> _Rows from a figure dataset_
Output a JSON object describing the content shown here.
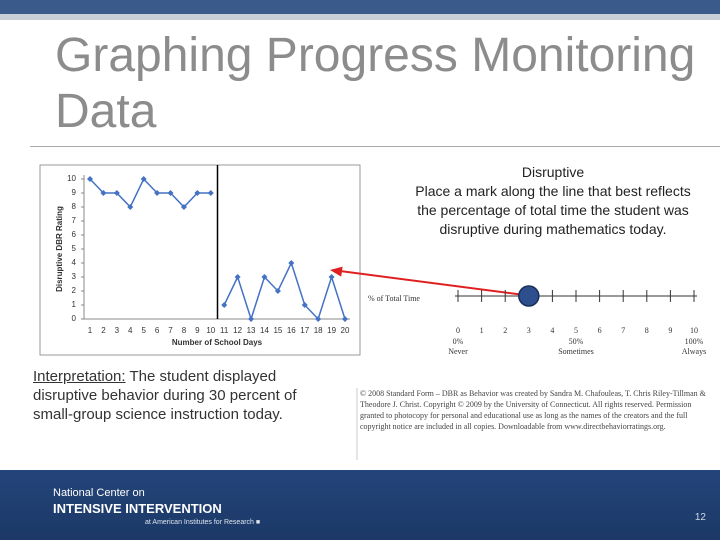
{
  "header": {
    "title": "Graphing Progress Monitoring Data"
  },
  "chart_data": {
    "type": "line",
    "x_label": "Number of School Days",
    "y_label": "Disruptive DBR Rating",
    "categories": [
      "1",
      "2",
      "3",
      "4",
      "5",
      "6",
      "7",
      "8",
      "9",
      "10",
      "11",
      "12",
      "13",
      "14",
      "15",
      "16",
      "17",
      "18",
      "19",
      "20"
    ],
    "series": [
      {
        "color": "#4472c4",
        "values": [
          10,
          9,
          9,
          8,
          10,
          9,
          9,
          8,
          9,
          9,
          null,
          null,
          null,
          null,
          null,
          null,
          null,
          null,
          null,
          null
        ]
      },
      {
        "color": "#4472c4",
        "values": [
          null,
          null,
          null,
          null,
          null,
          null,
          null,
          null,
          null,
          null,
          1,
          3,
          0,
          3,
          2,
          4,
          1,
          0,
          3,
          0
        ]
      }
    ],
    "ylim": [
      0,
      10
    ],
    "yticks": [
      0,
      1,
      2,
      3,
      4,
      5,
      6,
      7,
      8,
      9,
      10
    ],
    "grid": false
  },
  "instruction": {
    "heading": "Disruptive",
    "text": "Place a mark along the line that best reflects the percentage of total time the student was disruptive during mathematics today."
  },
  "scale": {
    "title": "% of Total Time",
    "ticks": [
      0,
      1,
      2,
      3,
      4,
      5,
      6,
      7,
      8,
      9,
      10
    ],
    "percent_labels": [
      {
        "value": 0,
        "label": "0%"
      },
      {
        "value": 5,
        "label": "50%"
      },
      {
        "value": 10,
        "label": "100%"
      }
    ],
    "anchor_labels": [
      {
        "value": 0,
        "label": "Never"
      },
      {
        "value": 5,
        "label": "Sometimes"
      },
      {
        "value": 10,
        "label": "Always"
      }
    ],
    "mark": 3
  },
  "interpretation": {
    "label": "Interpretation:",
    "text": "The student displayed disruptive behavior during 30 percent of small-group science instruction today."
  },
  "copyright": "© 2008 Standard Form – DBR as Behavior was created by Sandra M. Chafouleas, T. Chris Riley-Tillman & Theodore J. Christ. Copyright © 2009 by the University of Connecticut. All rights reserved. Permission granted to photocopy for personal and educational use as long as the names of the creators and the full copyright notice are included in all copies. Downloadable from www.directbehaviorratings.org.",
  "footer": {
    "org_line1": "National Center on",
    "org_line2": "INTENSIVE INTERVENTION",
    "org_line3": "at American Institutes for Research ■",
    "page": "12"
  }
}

--

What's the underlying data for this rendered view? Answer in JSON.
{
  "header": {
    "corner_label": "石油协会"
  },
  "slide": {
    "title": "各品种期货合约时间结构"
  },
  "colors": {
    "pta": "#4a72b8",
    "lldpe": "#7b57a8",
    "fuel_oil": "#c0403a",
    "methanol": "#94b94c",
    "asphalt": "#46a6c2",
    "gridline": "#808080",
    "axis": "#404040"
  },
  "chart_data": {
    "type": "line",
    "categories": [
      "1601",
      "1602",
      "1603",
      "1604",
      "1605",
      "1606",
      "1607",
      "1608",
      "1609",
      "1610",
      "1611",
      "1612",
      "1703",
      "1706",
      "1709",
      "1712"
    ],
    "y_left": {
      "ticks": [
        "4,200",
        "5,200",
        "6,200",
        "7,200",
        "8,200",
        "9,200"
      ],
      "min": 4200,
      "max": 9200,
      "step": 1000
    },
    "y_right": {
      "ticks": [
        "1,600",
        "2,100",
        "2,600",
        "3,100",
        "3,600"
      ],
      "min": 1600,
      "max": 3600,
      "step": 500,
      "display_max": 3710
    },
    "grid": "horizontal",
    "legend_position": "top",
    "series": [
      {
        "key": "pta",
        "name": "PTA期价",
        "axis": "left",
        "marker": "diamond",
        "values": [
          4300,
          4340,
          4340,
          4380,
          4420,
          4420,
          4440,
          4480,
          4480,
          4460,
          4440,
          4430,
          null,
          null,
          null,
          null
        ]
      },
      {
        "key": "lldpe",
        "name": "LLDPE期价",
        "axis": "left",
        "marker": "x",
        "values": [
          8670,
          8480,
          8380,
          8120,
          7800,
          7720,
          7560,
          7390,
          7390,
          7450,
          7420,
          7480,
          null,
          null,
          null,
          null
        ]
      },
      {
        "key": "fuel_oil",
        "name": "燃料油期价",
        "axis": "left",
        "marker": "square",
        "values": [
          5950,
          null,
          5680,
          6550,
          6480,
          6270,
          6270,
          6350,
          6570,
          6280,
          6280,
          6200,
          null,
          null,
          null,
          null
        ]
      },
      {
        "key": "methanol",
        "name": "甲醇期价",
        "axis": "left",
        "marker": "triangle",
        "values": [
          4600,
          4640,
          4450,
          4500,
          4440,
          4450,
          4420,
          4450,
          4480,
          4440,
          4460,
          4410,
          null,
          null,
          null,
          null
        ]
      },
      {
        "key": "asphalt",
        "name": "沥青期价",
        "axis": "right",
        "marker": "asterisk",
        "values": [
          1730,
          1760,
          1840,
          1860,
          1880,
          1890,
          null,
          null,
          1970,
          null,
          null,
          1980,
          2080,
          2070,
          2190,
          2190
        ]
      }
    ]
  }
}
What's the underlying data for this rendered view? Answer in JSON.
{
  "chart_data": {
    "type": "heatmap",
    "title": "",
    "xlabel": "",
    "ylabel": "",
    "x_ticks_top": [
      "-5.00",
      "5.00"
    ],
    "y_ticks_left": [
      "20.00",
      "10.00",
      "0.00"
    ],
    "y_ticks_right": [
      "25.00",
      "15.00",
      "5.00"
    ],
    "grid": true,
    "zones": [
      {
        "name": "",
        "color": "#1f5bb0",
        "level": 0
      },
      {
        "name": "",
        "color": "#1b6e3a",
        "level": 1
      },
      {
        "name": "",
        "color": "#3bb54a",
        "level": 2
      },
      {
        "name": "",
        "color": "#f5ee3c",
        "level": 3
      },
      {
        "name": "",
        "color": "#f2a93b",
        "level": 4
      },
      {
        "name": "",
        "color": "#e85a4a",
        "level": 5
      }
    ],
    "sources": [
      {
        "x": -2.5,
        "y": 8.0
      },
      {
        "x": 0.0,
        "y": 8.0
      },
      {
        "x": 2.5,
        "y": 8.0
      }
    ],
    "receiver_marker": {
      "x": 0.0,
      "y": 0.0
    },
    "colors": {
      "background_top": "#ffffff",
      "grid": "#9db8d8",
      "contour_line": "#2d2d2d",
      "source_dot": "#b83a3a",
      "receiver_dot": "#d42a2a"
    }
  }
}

> _What you will do_
Work out how many lines above have the string "during" in them, and give only the number.

> _Complete answer_
2